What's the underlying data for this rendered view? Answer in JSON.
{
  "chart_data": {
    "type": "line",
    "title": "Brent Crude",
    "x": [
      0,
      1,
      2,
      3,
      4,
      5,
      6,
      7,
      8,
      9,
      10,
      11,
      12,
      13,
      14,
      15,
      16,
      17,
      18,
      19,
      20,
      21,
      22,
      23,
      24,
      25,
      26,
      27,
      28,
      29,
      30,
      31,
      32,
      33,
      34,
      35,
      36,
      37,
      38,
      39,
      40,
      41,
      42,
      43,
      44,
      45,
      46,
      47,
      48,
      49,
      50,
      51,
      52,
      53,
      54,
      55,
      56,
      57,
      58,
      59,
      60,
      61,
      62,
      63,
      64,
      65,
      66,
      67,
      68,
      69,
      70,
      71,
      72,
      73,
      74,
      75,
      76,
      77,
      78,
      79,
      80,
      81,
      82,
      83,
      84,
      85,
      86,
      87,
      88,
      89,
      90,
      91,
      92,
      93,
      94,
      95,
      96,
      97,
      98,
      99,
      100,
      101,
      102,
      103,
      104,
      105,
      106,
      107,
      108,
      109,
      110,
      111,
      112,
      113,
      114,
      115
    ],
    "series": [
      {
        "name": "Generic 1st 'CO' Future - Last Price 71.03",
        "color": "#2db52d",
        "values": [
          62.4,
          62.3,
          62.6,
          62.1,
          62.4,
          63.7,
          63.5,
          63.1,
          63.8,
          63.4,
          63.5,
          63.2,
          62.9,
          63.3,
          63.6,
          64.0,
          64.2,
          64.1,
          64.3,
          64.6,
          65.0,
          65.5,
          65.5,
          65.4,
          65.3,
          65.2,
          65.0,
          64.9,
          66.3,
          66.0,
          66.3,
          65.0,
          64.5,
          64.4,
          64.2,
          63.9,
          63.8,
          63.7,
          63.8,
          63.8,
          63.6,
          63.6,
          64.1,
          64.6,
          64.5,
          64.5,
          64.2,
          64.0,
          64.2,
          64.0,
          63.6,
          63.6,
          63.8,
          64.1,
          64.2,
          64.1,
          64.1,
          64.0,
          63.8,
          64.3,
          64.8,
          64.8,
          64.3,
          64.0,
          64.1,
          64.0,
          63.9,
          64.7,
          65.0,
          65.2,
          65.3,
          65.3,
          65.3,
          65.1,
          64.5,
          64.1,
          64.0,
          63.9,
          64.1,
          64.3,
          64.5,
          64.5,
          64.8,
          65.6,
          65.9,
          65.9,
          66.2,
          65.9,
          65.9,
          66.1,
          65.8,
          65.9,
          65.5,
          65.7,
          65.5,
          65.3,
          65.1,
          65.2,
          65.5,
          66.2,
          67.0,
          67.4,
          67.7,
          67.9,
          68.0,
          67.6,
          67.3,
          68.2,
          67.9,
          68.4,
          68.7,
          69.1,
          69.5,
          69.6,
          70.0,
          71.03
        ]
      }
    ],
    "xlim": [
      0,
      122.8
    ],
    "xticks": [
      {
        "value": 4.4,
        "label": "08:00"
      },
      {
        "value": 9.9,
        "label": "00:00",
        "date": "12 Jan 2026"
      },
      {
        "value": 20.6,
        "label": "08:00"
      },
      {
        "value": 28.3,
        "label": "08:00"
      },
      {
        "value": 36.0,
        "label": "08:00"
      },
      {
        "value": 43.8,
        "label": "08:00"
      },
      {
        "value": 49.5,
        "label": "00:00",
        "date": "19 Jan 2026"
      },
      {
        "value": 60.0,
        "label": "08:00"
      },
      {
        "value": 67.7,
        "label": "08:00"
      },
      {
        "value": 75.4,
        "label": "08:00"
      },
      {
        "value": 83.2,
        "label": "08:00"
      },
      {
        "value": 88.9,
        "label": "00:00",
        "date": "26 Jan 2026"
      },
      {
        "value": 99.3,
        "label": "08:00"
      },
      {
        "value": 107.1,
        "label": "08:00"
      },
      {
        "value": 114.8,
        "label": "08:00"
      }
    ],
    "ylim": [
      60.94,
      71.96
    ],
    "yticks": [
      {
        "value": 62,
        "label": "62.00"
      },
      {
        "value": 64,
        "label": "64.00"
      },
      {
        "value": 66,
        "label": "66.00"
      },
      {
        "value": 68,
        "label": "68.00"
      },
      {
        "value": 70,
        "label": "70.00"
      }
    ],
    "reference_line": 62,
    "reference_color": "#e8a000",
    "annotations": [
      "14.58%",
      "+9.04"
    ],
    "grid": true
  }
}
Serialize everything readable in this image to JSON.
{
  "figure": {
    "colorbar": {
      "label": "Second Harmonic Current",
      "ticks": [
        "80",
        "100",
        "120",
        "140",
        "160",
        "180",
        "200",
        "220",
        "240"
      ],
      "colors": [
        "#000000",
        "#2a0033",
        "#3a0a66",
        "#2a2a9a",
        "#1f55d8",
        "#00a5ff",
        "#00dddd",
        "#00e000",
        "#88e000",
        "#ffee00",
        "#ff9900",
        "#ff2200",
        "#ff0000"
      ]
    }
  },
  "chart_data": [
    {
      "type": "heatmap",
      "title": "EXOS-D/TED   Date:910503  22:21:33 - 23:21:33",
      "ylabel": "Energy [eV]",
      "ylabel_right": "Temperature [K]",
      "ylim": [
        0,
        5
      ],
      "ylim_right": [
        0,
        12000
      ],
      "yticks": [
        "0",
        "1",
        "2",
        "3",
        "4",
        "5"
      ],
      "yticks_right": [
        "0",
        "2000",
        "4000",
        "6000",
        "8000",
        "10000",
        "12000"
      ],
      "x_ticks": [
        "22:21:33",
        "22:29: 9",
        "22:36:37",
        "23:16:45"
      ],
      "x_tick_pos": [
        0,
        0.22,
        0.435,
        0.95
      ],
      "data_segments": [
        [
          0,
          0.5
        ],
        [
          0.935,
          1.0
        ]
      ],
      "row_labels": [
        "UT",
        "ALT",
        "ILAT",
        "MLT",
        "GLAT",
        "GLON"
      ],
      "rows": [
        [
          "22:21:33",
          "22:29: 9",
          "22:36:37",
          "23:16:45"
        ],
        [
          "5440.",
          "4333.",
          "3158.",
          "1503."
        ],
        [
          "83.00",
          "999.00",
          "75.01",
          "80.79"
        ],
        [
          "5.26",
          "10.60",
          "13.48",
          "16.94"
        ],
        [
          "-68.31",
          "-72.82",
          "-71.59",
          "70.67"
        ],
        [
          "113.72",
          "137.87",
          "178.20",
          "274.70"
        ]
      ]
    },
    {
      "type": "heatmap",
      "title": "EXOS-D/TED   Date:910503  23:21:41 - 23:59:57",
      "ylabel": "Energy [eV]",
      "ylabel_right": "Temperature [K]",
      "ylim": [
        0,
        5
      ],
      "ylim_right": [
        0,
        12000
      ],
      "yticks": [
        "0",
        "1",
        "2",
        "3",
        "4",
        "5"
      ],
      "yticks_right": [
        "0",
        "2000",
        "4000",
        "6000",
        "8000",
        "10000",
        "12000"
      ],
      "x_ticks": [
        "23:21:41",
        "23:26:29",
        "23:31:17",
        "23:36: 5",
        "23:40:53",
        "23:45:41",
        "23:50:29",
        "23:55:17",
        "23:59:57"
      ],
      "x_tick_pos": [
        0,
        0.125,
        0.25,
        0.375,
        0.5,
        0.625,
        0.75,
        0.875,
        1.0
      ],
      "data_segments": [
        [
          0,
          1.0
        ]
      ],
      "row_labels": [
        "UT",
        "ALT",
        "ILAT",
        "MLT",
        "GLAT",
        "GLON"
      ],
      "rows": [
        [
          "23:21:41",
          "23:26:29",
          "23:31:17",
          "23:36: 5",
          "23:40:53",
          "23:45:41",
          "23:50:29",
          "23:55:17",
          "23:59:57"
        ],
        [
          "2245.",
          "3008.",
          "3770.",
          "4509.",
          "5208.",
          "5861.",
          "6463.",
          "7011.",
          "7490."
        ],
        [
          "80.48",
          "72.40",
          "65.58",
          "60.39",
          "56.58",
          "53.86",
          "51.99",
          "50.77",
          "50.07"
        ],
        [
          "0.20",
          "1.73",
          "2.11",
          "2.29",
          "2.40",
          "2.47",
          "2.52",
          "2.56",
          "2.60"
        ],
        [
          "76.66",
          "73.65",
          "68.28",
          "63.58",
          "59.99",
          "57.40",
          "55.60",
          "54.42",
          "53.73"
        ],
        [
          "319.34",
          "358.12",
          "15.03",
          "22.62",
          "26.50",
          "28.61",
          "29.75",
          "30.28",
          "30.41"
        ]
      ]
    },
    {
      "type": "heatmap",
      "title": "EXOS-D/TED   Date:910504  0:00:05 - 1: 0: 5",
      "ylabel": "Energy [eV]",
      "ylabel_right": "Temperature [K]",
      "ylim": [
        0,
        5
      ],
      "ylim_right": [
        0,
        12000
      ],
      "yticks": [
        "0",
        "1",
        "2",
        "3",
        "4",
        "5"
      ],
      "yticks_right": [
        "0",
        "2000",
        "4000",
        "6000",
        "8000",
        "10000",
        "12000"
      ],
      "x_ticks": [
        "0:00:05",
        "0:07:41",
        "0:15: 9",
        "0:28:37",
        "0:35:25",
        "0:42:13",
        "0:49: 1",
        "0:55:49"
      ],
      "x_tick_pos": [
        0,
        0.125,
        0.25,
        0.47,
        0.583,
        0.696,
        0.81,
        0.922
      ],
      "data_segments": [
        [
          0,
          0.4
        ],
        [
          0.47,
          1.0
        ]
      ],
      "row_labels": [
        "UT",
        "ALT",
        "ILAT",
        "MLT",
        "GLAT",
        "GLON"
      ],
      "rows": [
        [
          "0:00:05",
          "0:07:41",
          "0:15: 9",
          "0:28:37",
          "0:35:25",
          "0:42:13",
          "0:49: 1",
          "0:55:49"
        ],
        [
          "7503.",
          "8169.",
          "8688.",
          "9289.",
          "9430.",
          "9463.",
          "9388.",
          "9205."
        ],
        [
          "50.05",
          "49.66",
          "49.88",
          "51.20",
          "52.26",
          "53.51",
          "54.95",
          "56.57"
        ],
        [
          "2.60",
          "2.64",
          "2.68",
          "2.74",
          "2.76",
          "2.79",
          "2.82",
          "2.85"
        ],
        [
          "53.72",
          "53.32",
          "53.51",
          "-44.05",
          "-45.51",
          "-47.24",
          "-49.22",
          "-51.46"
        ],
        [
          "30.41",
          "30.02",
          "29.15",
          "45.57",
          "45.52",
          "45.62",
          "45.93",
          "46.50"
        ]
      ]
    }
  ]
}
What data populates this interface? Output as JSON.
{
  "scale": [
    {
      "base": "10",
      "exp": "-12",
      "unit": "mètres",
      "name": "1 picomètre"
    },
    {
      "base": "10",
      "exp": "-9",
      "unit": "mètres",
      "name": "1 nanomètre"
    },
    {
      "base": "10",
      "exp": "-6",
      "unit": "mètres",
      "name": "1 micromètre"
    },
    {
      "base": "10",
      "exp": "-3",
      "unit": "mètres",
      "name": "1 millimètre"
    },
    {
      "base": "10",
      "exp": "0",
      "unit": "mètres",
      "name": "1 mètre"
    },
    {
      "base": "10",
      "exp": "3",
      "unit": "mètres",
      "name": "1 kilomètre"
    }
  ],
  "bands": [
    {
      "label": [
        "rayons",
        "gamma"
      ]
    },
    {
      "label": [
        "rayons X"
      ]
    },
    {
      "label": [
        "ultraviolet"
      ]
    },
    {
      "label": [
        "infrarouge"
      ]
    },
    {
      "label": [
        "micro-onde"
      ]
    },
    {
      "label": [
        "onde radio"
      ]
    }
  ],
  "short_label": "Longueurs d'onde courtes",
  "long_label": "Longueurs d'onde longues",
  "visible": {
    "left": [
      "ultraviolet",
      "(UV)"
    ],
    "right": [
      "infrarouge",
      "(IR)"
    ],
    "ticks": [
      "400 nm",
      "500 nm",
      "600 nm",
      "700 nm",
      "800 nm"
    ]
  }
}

§ Task: Consider the entries above and return each line with the string "Longueurs".

§ Task answer:
  "short_label": "Longueurs d'onde courtes",
  "long_label": "Longueurs d'onde longues",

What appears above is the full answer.